== Work instructions ==
Output exactly, please, the lines of the records below from the one containing "Extract the structured" through the final line.

Dataset records
# # # # # # #

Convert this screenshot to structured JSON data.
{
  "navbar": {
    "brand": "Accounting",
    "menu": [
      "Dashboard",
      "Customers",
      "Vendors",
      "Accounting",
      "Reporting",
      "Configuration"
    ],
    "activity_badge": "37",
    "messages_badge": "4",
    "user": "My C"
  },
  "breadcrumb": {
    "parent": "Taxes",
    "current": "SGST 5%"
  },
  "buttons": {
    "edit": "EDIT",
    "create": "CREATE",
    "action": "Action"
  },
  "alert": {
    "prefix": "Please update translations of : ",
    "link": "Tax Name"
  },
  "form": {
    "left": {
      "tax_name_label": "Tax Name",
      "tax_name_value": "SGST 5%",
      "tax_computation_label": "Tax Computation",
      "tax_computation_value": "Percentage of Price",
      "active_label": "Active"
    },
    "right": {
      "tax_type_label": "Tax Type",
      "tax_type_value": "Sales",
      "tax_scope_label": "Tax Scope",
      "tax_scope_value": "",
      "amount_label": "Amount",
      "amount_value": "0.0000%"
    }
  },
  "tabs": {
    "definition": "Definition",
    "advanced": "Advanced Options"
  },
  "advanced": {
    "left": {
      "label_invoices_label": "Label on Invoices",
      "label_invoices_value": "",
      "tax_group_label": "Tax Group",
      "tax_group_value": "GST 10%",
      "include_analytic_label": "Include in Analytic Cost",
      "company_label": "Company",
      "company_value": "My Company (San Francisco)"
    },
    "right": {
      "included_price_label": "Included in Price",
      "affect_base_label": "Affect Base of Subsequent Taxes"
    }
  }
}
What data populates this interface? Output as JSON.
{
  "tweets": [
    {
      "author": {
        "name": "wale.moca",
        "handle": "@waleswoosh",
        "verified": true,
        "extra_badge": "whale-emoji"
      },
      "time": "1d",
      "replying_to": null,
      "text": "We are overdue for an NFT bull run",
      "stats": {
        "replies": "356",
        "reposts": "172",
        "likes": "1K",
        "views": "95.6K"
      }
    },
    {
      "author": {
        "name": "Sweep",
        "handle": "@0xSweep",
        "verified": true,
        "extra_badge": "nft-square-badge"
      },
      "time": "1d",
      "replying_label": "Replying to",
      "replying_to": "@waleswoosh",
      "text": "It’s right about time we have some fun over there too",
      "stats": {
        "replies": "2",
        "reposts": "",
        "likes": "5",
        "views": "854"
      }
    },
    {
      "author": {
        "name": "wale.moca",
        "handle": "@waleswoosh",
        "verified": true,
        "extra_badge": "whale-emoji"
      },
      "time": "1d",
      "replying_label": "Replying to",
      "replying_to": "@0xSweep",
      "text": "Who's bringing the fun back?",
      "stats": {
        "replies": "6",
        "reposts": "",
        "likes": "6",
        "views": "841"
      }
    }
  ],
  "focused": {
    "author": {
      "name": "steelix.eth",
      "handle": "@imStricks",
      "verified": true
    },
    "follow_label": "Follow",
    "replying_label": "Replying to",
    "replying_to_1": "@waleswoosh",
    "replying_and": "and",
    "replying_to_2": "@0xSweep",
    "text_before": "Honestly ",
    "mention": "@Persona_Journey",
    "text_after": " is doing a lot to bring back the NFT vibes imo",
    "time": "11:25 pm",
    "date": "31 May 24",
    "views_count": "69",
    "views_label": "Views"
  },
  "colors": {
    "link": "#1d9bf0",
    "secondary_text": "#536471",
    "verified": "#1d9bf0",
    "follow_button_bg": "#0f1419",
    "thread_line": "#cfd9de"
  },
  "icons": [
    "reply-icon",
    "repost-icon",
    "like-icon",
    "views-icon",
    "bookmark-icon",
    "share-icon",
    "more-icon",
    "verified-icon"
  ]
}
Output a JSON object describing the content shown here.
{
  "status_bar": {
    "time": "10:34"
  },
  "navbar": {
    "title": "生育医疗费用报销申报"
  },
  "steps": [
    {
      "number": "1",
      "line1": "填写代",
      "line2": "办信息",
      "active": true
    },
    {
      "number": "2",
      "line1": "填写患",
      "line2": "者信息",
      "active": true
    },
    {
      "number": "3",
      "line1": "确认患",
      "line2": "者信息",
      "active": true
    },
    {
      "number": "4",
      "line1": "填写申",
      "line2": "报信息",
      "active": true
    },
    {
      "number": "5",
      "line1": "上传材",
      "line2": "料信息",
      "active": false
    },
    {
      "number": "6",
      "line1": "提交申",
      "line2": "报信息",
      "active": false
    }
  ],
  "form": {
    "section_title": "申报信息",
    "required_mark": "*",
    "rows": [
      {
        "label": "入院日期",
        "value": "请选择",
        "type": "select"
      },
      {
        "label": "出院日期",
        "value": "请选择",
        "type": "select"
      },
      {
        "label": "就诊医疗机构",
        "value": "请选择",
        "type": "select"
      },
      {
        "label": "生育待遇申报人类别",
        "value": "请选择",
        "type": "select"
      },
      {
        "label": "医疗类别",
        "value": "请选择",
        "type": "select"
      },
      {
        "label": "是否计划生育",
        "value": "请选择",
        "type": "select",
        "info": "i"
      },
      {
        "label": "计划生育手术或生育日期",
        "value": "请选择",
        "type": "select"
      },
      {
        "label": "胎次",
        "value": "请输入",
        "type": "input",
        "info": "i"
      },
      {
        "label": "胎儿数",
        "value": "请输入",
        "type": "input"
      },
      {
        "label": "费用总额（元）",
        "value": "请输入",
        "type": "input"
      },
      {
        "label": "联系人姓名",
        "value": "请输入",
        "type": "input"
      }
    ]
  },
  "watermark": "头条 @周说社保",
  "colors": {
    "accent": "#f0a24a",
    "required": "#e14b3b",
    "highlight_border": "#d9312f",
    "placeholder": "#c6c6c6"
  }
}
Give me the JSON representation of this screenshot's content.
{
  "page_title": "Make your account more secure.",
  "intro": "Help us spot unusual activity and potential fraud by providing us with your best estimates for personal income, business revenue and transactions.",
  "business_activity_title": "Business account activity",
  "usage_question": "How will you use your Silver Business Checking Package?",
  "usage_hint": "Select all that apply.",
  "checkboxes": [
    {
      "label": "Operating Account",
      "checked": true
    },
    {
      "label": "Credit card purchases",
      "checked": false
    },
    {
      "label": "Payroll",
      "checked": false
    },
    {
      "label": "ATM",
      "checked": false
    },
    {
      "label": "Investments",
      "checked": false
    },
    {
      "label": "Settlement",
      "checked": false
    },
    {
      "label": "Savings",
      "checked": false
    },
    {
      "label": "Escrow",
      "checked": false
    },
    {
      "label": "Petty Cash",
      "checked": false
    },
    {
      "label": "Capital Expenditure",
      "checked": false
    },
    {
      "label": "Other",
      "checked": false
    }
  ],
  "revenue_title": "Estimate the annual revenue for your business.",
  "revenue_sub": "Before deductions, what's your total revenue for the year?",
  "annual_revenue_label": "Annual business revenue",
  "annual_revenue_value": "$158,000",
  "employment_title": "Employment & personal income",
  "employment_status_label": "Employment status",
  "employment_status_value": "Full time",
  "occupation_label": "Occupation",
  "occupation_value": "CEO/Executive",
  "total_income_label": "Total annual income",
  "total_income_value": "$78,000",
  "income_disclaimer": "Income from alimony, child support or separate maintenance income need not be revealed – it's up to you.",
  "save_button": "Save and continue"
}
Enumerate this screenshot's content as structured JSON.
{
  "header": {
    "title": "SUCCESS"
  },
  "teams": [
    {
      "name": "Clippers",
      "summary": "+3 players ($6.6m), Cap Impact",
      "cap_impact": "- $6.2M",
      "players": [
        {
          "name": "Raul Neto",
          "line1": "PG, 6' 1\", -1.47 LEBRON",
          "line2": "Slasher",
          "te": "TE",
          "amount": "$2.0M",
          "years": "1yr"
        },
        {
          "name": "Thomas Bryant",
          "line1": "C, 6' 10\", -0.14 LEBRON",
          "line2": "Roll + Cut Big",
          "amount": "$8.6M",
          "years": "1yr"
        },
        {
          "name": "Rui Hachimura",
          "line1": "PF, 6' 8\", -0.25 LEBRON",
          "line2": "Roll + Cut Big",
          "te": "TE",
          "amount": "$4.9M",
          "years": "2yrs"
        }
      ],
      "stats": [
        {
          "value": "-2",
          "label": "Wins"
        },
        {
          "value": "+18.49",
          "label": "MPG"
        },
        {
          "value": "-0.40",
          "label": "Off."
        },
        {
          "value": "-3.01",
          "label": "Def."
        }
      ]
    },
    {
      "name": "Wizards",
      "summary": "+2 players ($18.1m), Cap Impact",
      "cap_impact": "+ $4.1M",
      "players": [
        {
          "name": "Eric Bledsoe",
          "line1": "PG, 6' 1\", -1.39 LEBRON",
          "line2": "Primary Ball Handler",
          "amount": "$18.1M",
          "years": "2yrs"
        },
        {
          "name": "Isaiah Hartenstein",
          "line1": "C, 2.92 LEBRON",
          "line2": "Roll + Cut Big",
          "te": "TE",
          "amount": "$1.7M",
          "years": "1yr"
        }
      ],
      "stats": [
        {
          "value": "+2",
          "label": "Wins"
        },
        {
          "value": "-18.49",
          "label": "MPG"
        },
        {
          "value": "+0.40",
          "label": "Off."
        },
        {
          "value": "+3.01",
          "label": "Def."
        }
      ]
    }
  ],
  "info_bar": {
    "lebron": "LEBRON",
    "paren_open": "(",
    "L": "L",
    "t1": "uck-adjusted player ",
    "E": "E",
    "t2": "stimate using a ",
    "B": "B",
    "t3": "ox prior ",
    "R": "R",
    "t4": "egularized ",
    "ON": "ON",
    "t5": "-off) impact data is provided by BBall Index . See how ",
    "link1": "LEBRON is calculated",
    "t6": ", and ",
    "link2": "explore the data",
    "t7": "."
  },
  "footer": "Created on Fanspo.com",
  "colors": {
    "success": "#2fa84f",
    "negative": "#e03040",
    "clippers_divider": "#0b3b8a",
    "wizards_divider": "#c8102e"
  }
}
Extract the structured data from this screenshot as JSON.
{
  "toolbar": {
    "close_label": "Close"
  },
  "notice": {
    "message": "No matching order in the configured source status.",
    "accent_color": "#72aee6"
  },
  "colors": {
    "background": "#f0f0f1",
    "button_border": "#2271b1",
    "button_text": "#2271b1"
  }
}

# # # # # # #

== Written reply ==
Extract the structured data from this screenshot as JSON.
{
  "toolbar": {
    "close_label": "Close"
  },
  "notice": {
    "message": "No matching order in the configured source status.",
    "accent_color": "#72aee6"
  },
  "colors": {
    "background": "#f0f0f1",
    "button_border": "#2271b1",
    "button_text": "#2271b1"
  }
}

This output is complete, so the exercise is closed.